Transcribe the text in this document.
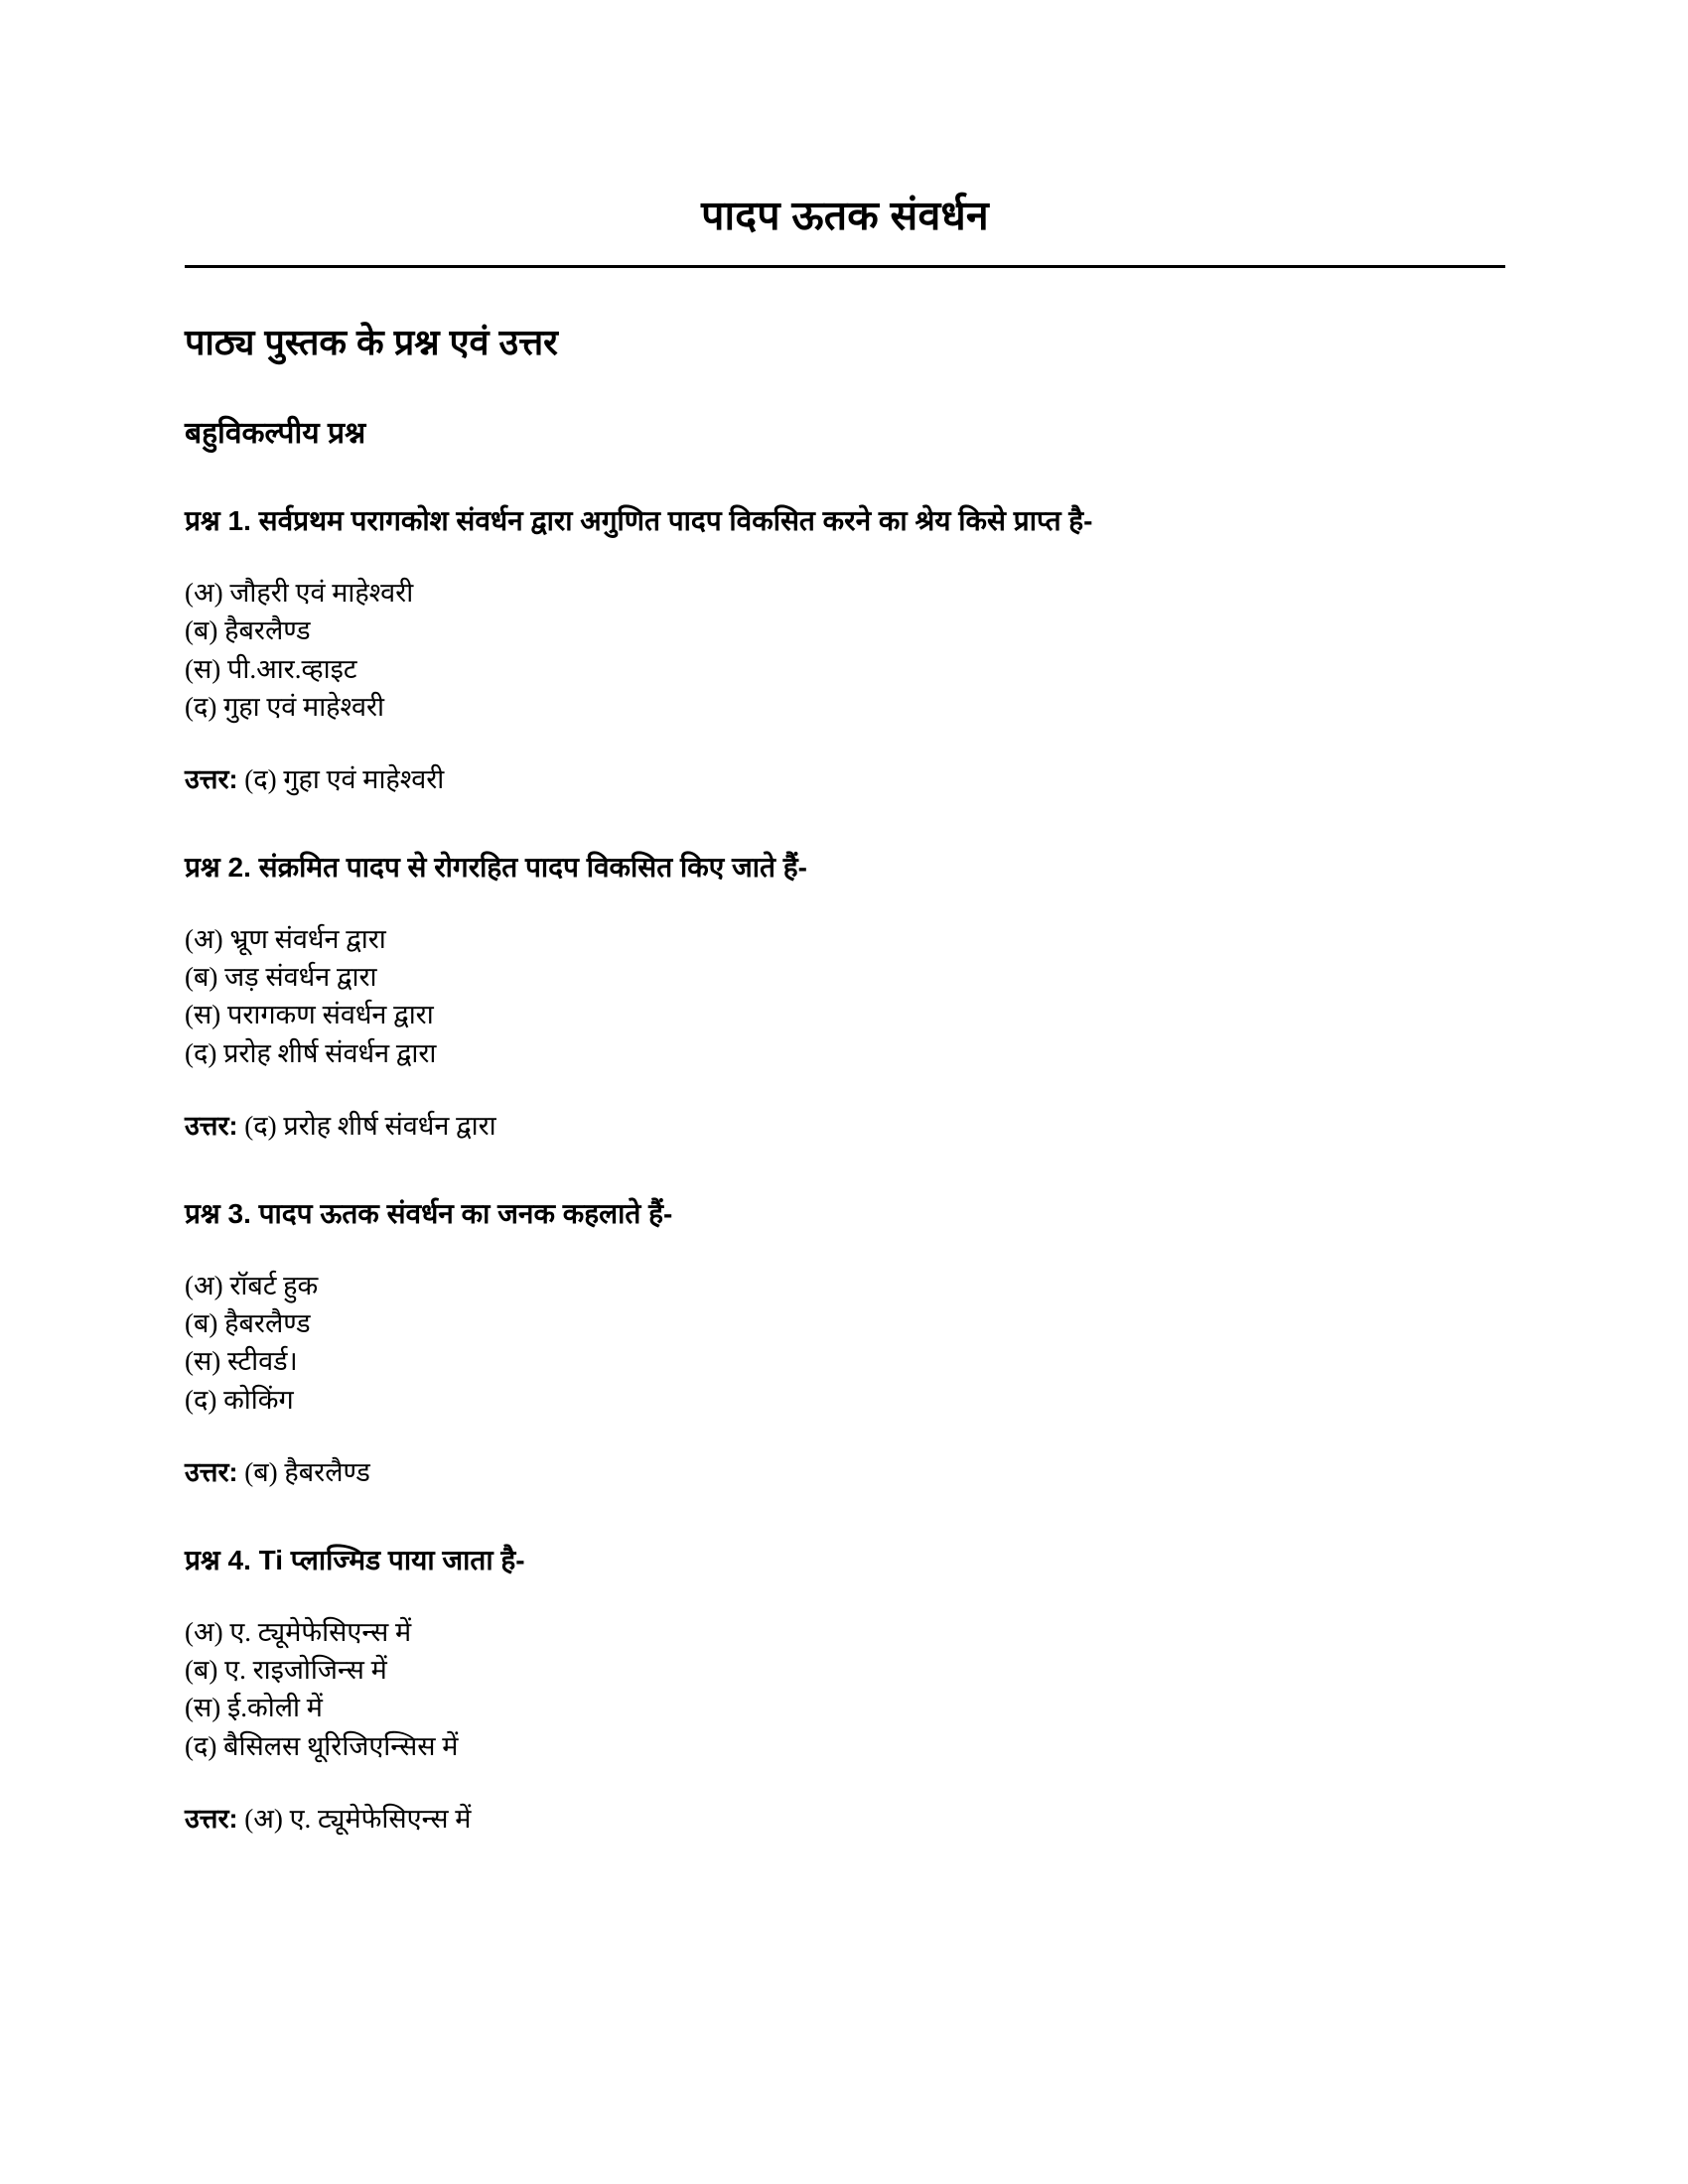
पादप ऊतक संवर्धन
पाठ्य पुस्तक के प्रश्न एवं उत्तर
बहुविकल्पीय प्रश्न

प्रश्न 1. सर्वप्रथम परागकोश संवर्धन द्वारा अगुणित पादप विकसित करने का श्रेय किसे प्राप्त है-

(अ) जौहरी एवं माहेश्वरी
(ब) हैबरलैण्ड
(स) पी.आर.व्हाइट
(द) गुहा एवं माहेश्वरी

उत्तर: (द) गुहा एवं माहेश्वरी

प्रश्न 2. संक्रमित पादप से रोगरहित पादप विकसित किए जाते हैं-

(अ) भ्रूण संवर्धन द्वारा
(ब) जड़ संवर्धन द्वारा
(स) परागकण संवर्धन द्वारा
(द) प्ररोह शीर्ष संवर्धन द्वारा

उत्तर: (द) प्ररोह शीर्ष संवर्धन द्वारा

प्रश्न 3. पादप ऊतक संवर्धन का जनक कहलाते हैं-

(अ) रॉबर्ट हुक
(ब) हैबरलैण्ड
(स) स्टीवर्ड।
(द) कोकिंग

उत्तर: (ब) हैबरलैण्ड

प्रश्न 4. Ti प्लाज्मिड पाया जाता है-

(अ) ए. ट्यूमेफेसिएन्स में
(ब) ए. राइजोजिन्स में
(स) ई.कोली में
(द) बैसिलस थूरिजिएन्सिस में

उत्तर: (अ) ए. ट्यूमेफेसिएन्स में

-----

Repeat the material above word for word, please, apart from its images.

Result of the task:
Transcribe the text in this document.
पादप ऊतक संवर्धन
पाठ्य पुस्तक के प्रश्न एवं उत्तर
बहुविकल्पीय प्रश्न

प्रश्न 1. सर्वप्रथम परागकोश संवर्धन द्वारा अगुणित पादप विकसित करने का श्रेय किसे प्राप्त है-

(अ) जौहरी एवं माहेश्वरी
(ब) हैबरलैण्ड
(स) पी.आर.व्हाइट
(द) गुहा एवं माहेश्वरी

उत्तर: (द) गुहा एवं माहेश्वरी

प्रश्न 2. संक्रमित पादप से रोगरहित पादप विकसित किए जाते हैं-

(अ) भ्रूण संवर्धन द्वारा
(ब) जड़ संवर्धन द्वारा
(स) परागकण संवर्धन द्वारा
(द) प्ररोह शीर्ष संवर्धन द्वारा

उत्तर: (द) प्ररोह शीर्ष संवर्धन द्वारा

प्रश्न 3. पादप ऊतक संवर्धन का जनक कहलाते हैं-

(अ) रॉबर्ट हुक
(ब) हैबरलैण्ड
(स) स्टीवर्ड।
(द) कोकिंग

उत्तर: (ब) हैबरलैण्ड

प्रश्न 4. Ti प्लाज्मिड पाया जाता है-

(अ) ए. ट्यूमेफेसिएन्स में
(ब) ए. राइजोजिन्स में
(स) ई.कोली में
(द) बैसिलस थूरिजिएन्सिस में

उत्तर: (अ) ए. ट्यूमेफेसिएन्स में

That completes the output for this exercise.